● TASK
The entries are to be reproduced word for word, with all images left out.

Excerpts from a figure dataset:
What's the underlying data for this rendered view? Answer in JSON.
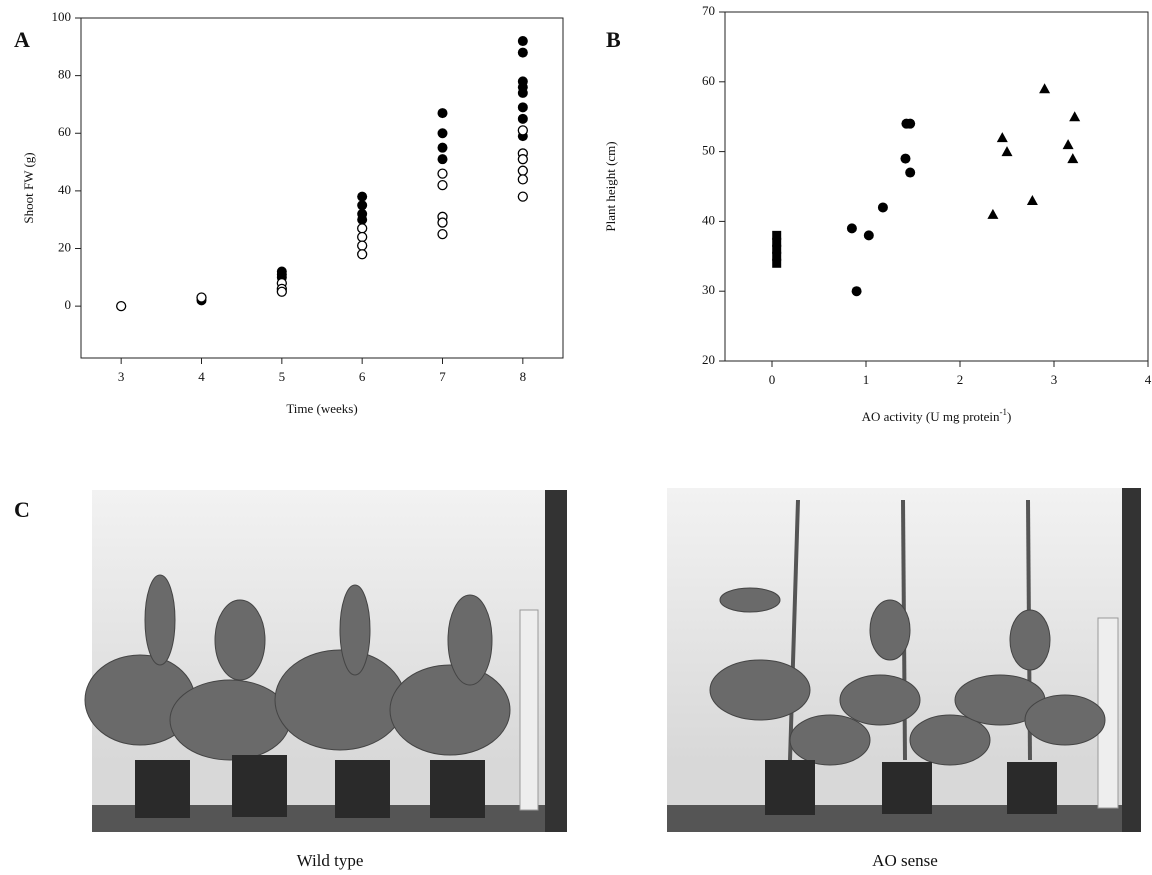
{
  "panel_labels": [
    "A",
    "B",
    "C"
  ],
  "photos": [
    {
      "caption": "Wild type"
    },
    {
      "caption": "AO sense"
    }
  ],
  "chart_data": [
    {
      "type": "scatter",
      "xlabel": [
        "Time (weeks)"
      ],
      "ylabel": "Shoot FW (g)",
      "xlim": [
        2.5,
        8.5
      ],
      "xticks": [
        3,
        4,
        5,
        6,
        7,
        8
      ],
      "ylim": [
        -18,
        100
      ],
      "yticks": [
        0,
        20,
        40,
        60,
        80,
        100
      ],
      "series": [
        {
          "color": "#000000",
          "marker": "circle",
          "x": [
            4,
            5,
            5,
            5,
            6,
            6,
            6,
            6,
            7,
            7,
            7,
            7,
            8,
            8,
            8,
            8,
            8,
            8,
            8,
            8
          ],
          "values": [
            2,
            12,
            11,
            10,
            38,
            35,
            32,
            30,
            67,
            60,
            55,
            51,
            92,
            88,
            78,
            76,
            74,
            69,
            65,
            59
          ]
        },
        {
          "color": "#000000",
          "marker": "circle-open",
          "x": [
            3,
            4,
            5,
            5,
            5,
            6,
            6,
            6,
            6,
            7,
            7,
            7,
            7,
            7,
            8,
            8,
            8,
            8,
            8,
            8
          ],
          "values": [
            0,
            3,
            8,
            6,
            5,
            27,
            24,
            21,
            18,
            46,
            42,
            31,
            29,
            25,
            61,
            53,
            51,
            47,
            44,
            38
          ]
        }
      ]
    },
    {
      "type": "scatter",
      "xlabel": [
        "AO activity (U mg protein",
        "-1",
        ")"
      ],
      "ylabel": "Plant height (cm)",
      "xlim": [
        -0.5,
        4
      ],
      "xticks": [
        0,
        1,
        2,
        3,
        4
      ],
      "ylim": [
        20,
        70
      ],
      "yticks": [
        20,
        30,
        40,
        50,
        60,
        70
      ],
      "series": [
        {
          "color": "#000000",
          "marker": "square",
          "x": [
            0.05,
            0.05,
            0.05,
            0.05,
            0.05
          ],
          "values": [
            38,
            37,
            36,
            35,
            34
          ]
        },
        {
          "color": "#000000",
          "marker": "circle",
          "x": [
            0.85,
            0.9,
            1.03,
            1.18,
            1.42,
            1.43,
            1.47,
            1.47
          ],
          "values": [
            39,
            30,
            38,
            42,
            49,
            54,
            54,
            47
          ]
        },
        {
          "color": "#000000",
          "marker": "triangle",
          "x": [
            2.35,
            2.45,
            2.5,
            2.77,
            2.9,
            3.15,
            3.2,
            3.22
          ],
          "values": [
            41,
            52,
            50,
            43,
            59,
            51,
            49,
            55
          ]
        }
      ]
    }
  ]
}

● RESULT
What's the underlying data for this rendered view? Answer in JSON.
{
  "panel_labels": [
    "A",
    "B",
    "C"
  ],
  "photos": [
    {
      "caption": "Wild type"
    },
    {
      "caption": "AO sense"
    }
  ],
  "chart_data": [
    {
      "type": "scatter",
      "xlabel": [
        "Time (weeks)"
      ],
      "ylabel": "Shoot FW (g)",
      "xlim": [
        2.5,
        8.5
      ],
      "xticks": [
        3,
        4,
        5,
        6,
        7,
        8
      ],
      "ylim": [
        -18,
        100
      ],
      "yticks": [
        0,
        20,
        40,
        60,
        80,
        100
      ],
      "series": [
        {
          "color": "#000000",
          "marker": "circle",
          "x": [
            4,
            5,
            5,
            5,
            6,
            6,
            6,
            6,
            7,
            7,
            7,
            7,
            8,
            8,
            8,
            8,
            8,
            8,
            8,
            8
          ],
          "values": [
            2,
            12,
            11,
            10,
            38,
            35,
            32,
            30,
            67,
            60,
            55,
            51,
            92,
            88,
            78,
            76,
            74,
            69,
            65,
            59
          ]
        },
        {
          "color": "#000000",
          "marker": "circle-open",
          "x": [
            3,
            4,
            5,
            5,
            5,
            6,
            6,
            6,
            6,
            7,
            7,
            7,
            7,
            7,
            8,
            8,
            8,
            8,
            8,
            8
          ],
          "values": [
            0,
            3,
            8,
            6,
            5,
            27,
            24,
            21,
            18,
            46,
            42,
            31,
            29,
            25,
            61,
            53,
            51,
            47,
            44,
            38
          ]
        }
      ]
    },
    {
      "type": "scatter",
      "xlabel": [
        "AO activity (U mg protein",
        "-1",
        ")"
      ],
      "ylabel": "Plant height (cm)",
      "xlim": [
        -0.5,
        4
      ],
      "xticks": [
        0,
        1,
        2,
        3,
        4
      ],
      "ylim": [
        20,
        70
      ],
      "yticks": [
        20,
        30,
        40,
        50,
        60,
        70
      ],
      "series": [
        {
          "color": "#000000",
          "marker": "square",
          "x": [
            0.05,
            0.05,
            0.05,
            0.05,
            0.05
          ],
          "values": [
            38,
            37,
            36,
            35,
            34
          ]
        },
        {
          "color": "#000000",
          "marker": "circle",
          "x": [
            0.85,
            0.9,
            1.03,
            1.18,
            1.42,
            1.43,
            1.47,
            1.47
          ],
          "values": [
            39,
            30,
            38,
            42,
            49,
            54,
            54,
            47
          ]
        },
        {
          "color": "#000000",
          "marker": "triangle",
          "x": [
            2.35,
            2.45,
            2.5,
            2.77,
            2.9,
            3.15,
            3.2,
            3.22
          ],
          "values": [
            41,
            52,
            50,
            43,
            59,
            51,
            49,
            55
          ]
        }
      ]
    }
  ]
}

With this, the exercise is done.